EXERCISE PROMPT — Locate each line below that includes "bottom" and reproduce it.

Items from a figure collection —
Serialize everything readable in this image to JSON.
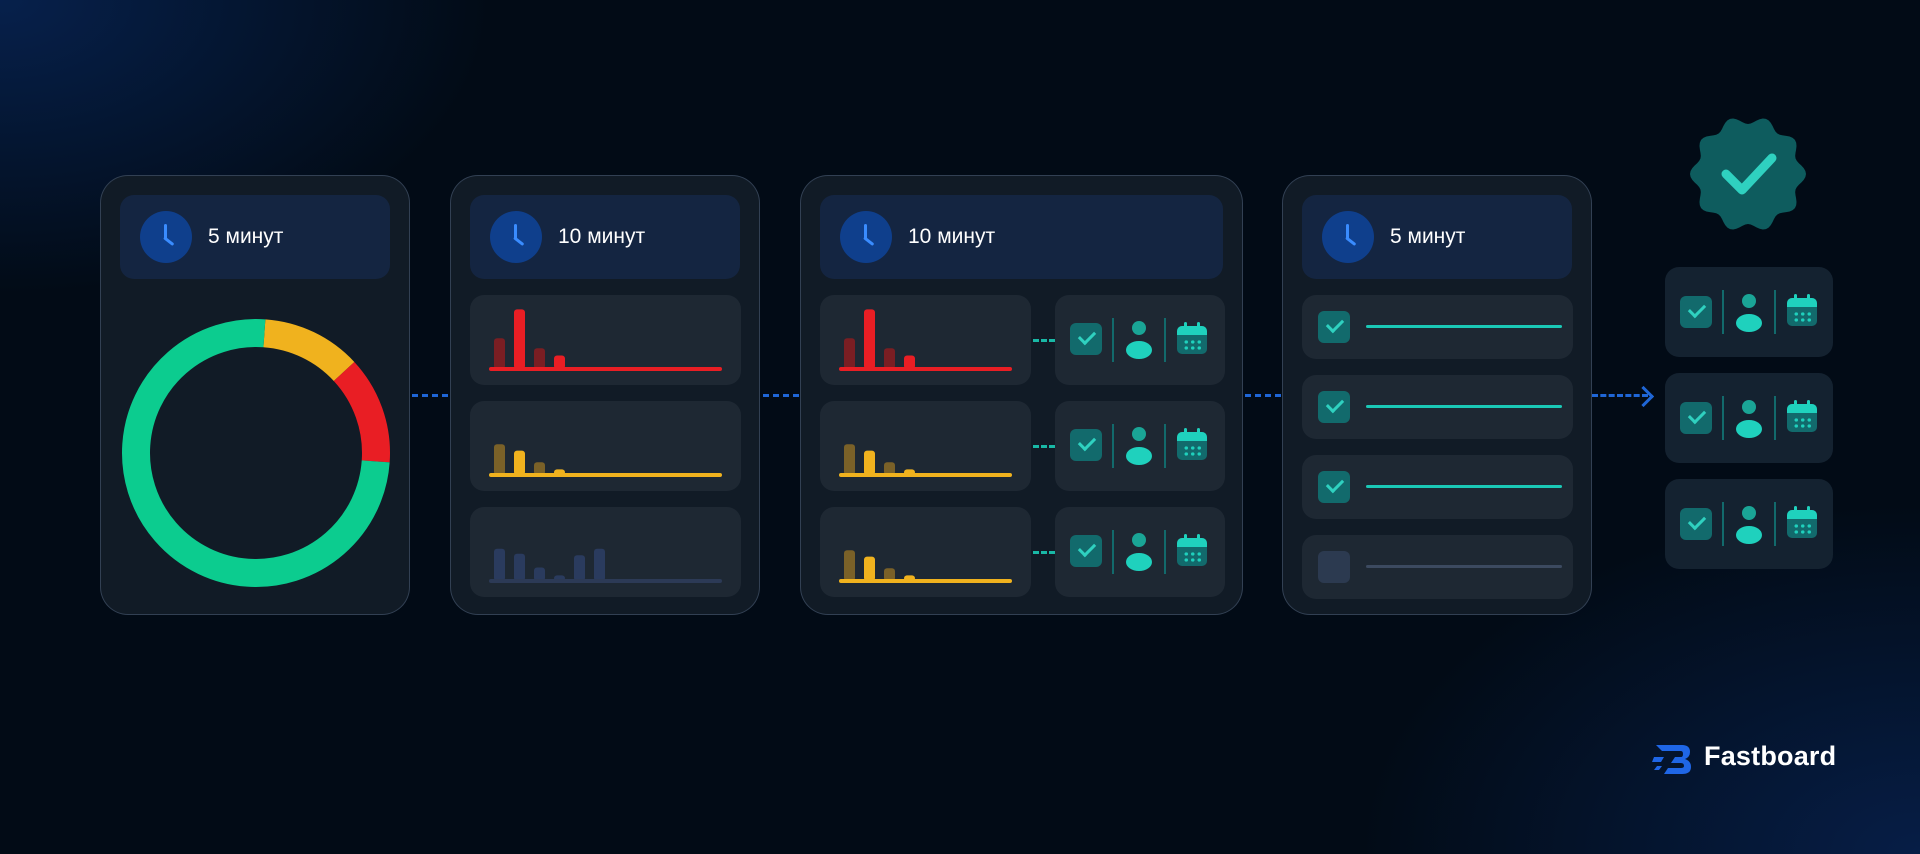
{
  "stages": [
    {
      "duration": "5 минут"
    },
    {
      "duration": "10 минут"
    },
    {
      "duration": "10 минут"
    },
    {
      "duration": "5 минут"
    }
  ],
  "donut": {
    "segments": [
      {
        "color": "#f0b21e",
        "value": 12
      },
      {
        "color": "#e91e24",
        "value": 13
      },
      {
        "color": "#0ccc8f",
        "value": 75
      }
    ]
  },
  "mini_charts": {
    "red": {
      "bars": [
        4,
        8,
        2.6,
        1.6
      ],
      "bar_color": "#e91e24",
      "fade_color": "#7a1e23",
      "line_color": "#e91e24"
    },
    "yellow": {
      "bars": [
        4,
        3.1,
        1.5,
        0.5
      ],
      "bar_color": "#f0b21e",
      "fade_color": "#7a6128",
      "line_color": "#f0b21e"
    },
    "blue": {
      "bars": [
        4.2,
        3.5,
        1.6,
        0.5,
        3.3,
        4.2
      ],
      "bar_color": "#2a3b5e",
      "fade_color": "#243350",
      "line_color": "#2c3a56"
    }
  },
  "colors": {
    "teal": "#1ac8b6",
    "connector": "#1f66d6",
    "card": "#111b26",
    "panel": "#1e2833",
    "header": "#142541"
  },
  "checklist": [
    {
      "checked": true
    },
    {
      "checked": true
    },
    {
      "checked": true
    },
    {
      "checked": false
    }
  ],
  "icons": [
    "clock-icon",
    "check-icon",
    "person-icon",
    "calendar-icon",
    "badge-check-icon",
    "fastboard-logo-icon"
  ],
  "brand": {
    "name": "Fastboard"
  }
}
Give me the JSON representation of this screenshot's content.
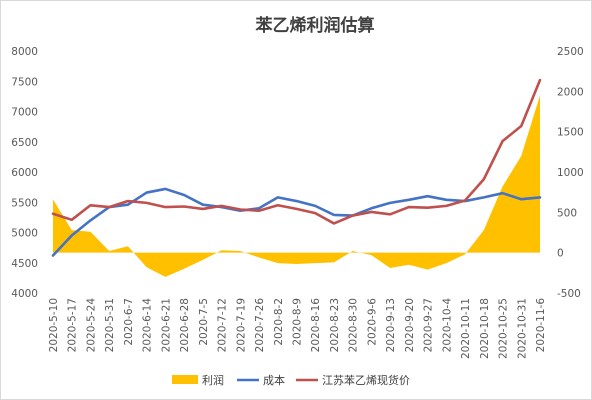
{
  "chart_data": {
    "type": "area",
    "title": "苯乙烯利润估算",
    "xlabel": "",
    "ylabel": "",
    "categories": [
      "2020-5-10",
      "2020-5-17",
      "2020-5-24",
      "2020-5-31",
      "2020-6-7",
      "2020-6-14",
      "2020-6-21",
      "2020-6-28",
      "2020-7-5",
      "2020-7-12",
      "2020-7-19",
      "2020-7-26",
      "2020-8-2",
      "2020-8-9",
      "2020-8-16",
      "2020-8-23",
      "2020-8-30",
      "2020-9-6",
      "2020-9-13",
      "2020-9-20",
      "2020-9-27",
      "2020-10-4",
      "2020-10-11",
      "2020-10-18",
      "2020-10-25",
      "2020-10-31",
      "2020-11-6"
    ],
    "left_axis": {
      "ylim": [
        4000,
        8000
      ],
      "ticks": [
        "4000",
        "4500",
        "5000",
        "5500",
        "6000",
        "6500",
        "7000",
        "7500",
        "8000"
      ]
    },
    "right_axis": {
      "ylim": [
        -500,
        2500
      ],
      "ticks": [
        "-500",
        "0",
        "500",
        "1000",
        "1500",
        "2000",
        "2500"
      ]
    },
    "series": [
      {
        "name": "利润",
        "type": "area",
        "axis": "right",
        "color": "#FFC000",
        "values": [
          660,
          280,
          260,
          20,
          80,
          -180,
          -300,
          -200,
          -90,
          30,
          20,
          -60,
          -130,
          -140,
          -130,
          -120,
          20,
          -30,
          -190,
          -150,
          -210,
          -130,
          -20,
          280,
          820,
          1200,
          1950
        ]
      },
      {
        "name": "成本",
        "type": "line",
        "axis": "left",
        "color": "#4472C4",
        "values": [
          4620,
          4950,
          5200,
          5420,
          5460,
          5660,
          5720,
          5620,
          5460,
          5420,
          5360,
          5400,
          5580,
          5520,
          5440,
          5290,
          5280,
          5400,
          5490,
          5540,
          5600,
          5540,
          5520,
          5580,
          5650,
          5550,
          5580
        ]
      },
      {
        "name": "江苏苯乙烯现货价",
        "type": "line",
        "axis": "left",
        "color": "#C0504D",
        "values": [
          5310,
          5210,
          5450,
          5420,
          5520,
          5490,
          5420,
          5430,
          5390,
          5440,
          5380,
          5360,
          5450,
          5390,
          5320,
          5150,
          5280,
          5340,
          5300,
          5420,
          5410,
          5440,
          5530,
          5880,
          6510,
          6760,
          7520
        ]
      }
    ],
    "legend_position": "bottom",
    "grid": false
  }
}
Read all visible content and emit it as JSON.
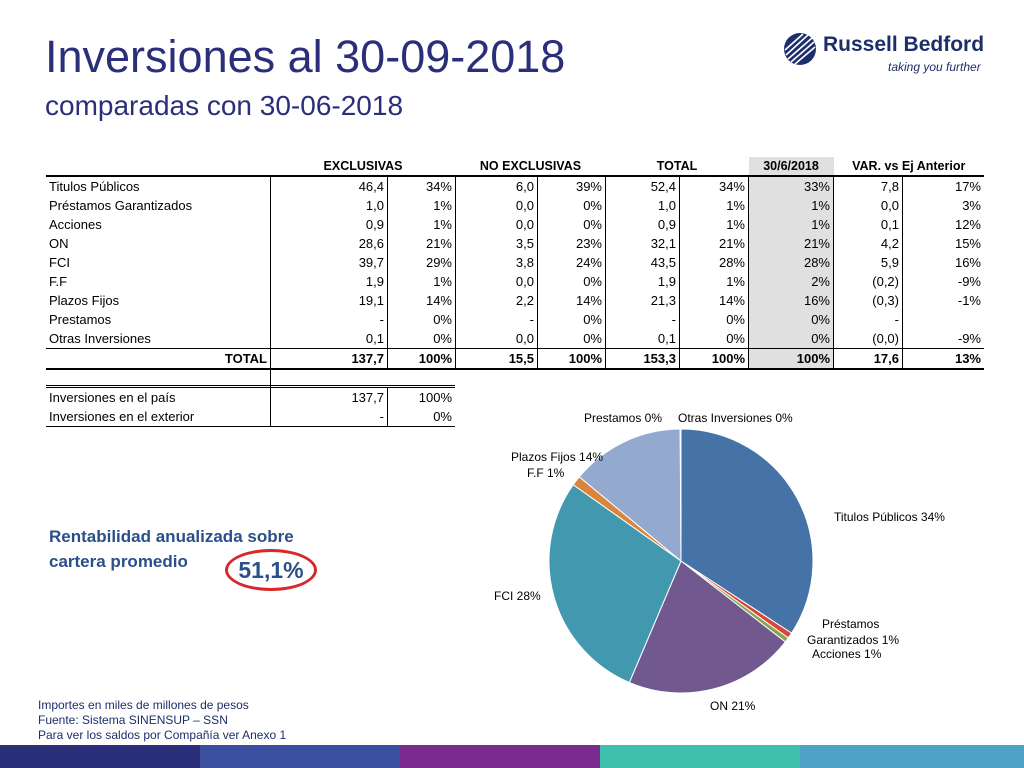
{
  "header": {
    "title": "Inversiones al 30-09-2018",
    "subtitle": "comparadas con 30-06-2018"
  },
  "logo": {
    "brand": "Russell Bedford",
    "tagline": "taking you further"
  },
  "table": {
    "headers": [
      "EXCLUSIVAS",
      "NO EXCLUSIVAS",
      "TOTAL",
      "30/6/2018",
      "VAR. vs Ej Anterior"
    ],
    "rows": [
      [
        "Titulos Públicos",
        "46,4",
        "34%",
        "6,0",
        "39%",
        "52,4",
        "34%",
        "33%",
        "7,8",
        "17%"
      ],
      [
        "Préstamos Garantizados",
        "1,0",
        "1%",
        "0,0",
        "0%",
        "1,0",
        "1%",
        "1%",
        "0,0",
        "3%"
      ],
      [
        "Acciones",
        "0,9",
        "1%",
        "0,0",
        "0%",
        "0,9",
        "1%",
        "1%",
        "0,1",
        "12%"
      ],
      [
        "ON",
        "28,6",
        "21%",
        "3,5",
        "23%",
        "32,1",
        "21%",
        "21%",
        "4,2",
        "15%"
      ],
      [
        "FCI",
        "39,7",
        "29%",
        "3,8",
        "24%",
        "43,5",
        "28%",
        "28%",
        "5,9",
        "16%"
      ],
      [
        "F.F",
        "1,9",
        "1%",
        "0,0",
        "0%",
        "1,9",
        "1%",
        "2%",
        "(0,2)",
        "-9%"
      ],
      [
        "Plazos Fijos",
        "19,1",
        "14%",
        "2,2",
        "14%",
        "21,3",
        "14%",
        "16%",
        "(0,3)",
        "-1%"
      ],
      [
        "Prestamos",
        "-",
        "0%",
        "-",
        "0%",
        "-",
        "0%",
        "0%",
        "-",
        ""
      ],
      [
        "Otras Inversiones",
        "0,1",
        "0%",
        "0,0",
        "0%",
        "0,1",
        "0%",
        "0%",
        "(0,0)",
        "-9%"
      ]
    ],
    "total": [
      "TOTAL",
      "137,7",
      "100%",
      "15,5",
      "100%",
      "153,3",
      "100%",
      "100%",
      "17,6",
      "13%"
    ]
  },
  "location_table": {
    "rows": [
      [
        "Inversiones en el país",
        "137,7",
        "100%"
      ],
      [
        "Inversiones en el exterior",
        "-",
        "0%"
      ]
    ]
  },
  "rentabilidad": {
    "label_line1": "Rentabilidad anualizada sobre",
    "label_line2": "cartera promedio",
    "value": "51,1%"
  },
  "chart_data": {
    "type": "pie",
    "slices": [
      {
        "label": "Titulos Públicos 34%",
        "value": 34.2,
        "color": "#4572a7"
      },
      {
        "label": "Préstamos Garantizados 1%",
        "value": 0.7,
        "color": "#d9443f"
      },
      {
        "label": "Acciones 1%",
        "value": 0.6,
        "color": "#89a54e"
      },
      {
        "label": "ON 21%",
        "value": 20.9,
        "color": "#71588f"
      },
      {
        "label": "FCI 28%",
        "value": 28.4,
        "color": "#4198af"
      },
      {
        "label": "F.F 1%",
        "value": 1.2,
        "color": "#db843d"
      },
      {
        "label": "Plazos Fijos 14%",
        "value": 13.9,
        "color": "#93a9cf"
      },
      {
        "label": "Prestamos 0%",
        "value": 0,
        "color": "#b9cde5"
      },
      {
        "label": "Otras Inversiones 0%",
        "value": 0.1,
        "color": "#c0504d"
      }
    ]
  },
  "pie_labels": {
    "titulos": "Titulos Públicos 34%",
    "prestamos_gar_1": "Préstamos",
    "prestamos_gar_2": "Garantizados 1%",
    "acciones": "Acciones 1%",
    "on": "ON 21%",
    "fci": "FCI 28%",
    "ff": "F.F 1%",
    "plazos": "Plazos Fijos 14%",
    "prestamos": "Prestamos 0%",
    "otras": "Otras Inversiones 0%"
  },
  "footnotes": [
    "Importes en miles de millones de pesos",
    "Fuente: Sistema SINENSUP – SSN",
    "Para ver los saldos por Compañía ver Anexo 1"
  ],
  "colors": {
    "title": "#2b2f7a",
    "accent_red": "#d9282c",
    "bar": [
      "#2b2f7a",
      "#3b4fa0",
      "#7a2b8f",
      "#3fbfae",
      "#4da3c7"
    ]
  }
}
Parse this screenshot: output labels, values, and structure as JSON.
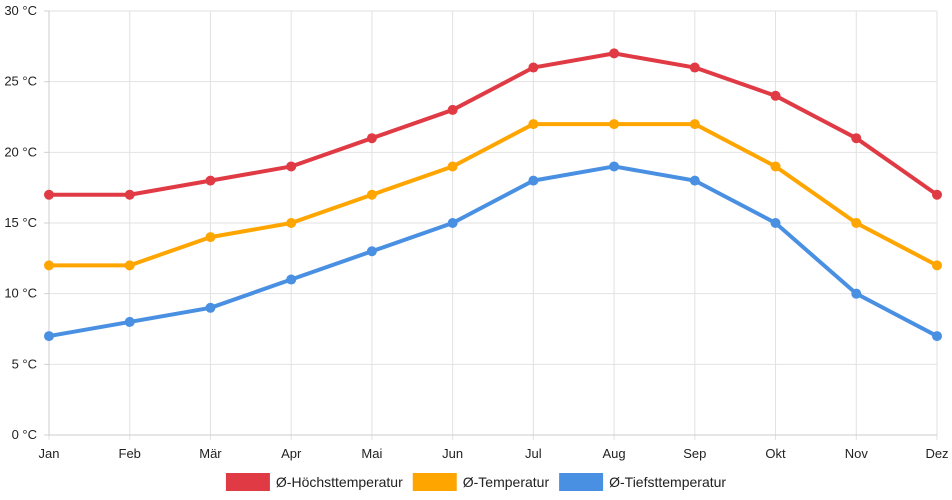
{
  "chart_data": {
    "type": "line",
    "title": "",
    "xlabel": "",
    "ylabel": "",
    "categories": [
      "Jan",
      "Feb",
      "Mär",
      "Apr",
      "Mai",
      "Jun",
      "Jul",
      "Aug",
      "Sep",
      "Okt",
      "Nov",
      "Dez"
    ],
    "ylim": [
      0,
      30
    ],
    "yticks": [
      0,
      5,
      10,
      15,
      20,
      25,
      30
    ],
    "ytick_labels": [
      "0 °C",
      "5 °C",
      "10 °C",
      "15 °C",
      "20 °C",
      "25 °C",
      "30 °C"
    ],
    "grid": true,
    "legend_position": "bottom-center",
    "series": [
      {
        "name": "Ø-Höchsttemperatur",
        "color": "#e03a45",
        "values": [
          17,
          17,
          18,
          19,
          21,
          23,
          26,
          27,
          26,
          24,
          21,
          17
        ]
      },
      {
        "name": "Ø-Temperatur",
        "color": "#ffa500",
        "values": [
          12,
          12,
          14,
          15,
          17,
          19,
          22,
          22,
          22,
          19,
          15,
          12
        ]
      },
      {
        "name": "Ø-Tiefsttemperatur",
        "color": "#4a90e2",
        "values": [
          7,
          8,
          9,
          11,
          13,
          15,
          18,
          19,
          18,
          15,
          10,
          7
        ]
      }
    ]
  }
}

FINAL RESULT —
    "legend_position": "bottom",
    "legend_position": "bottom-center",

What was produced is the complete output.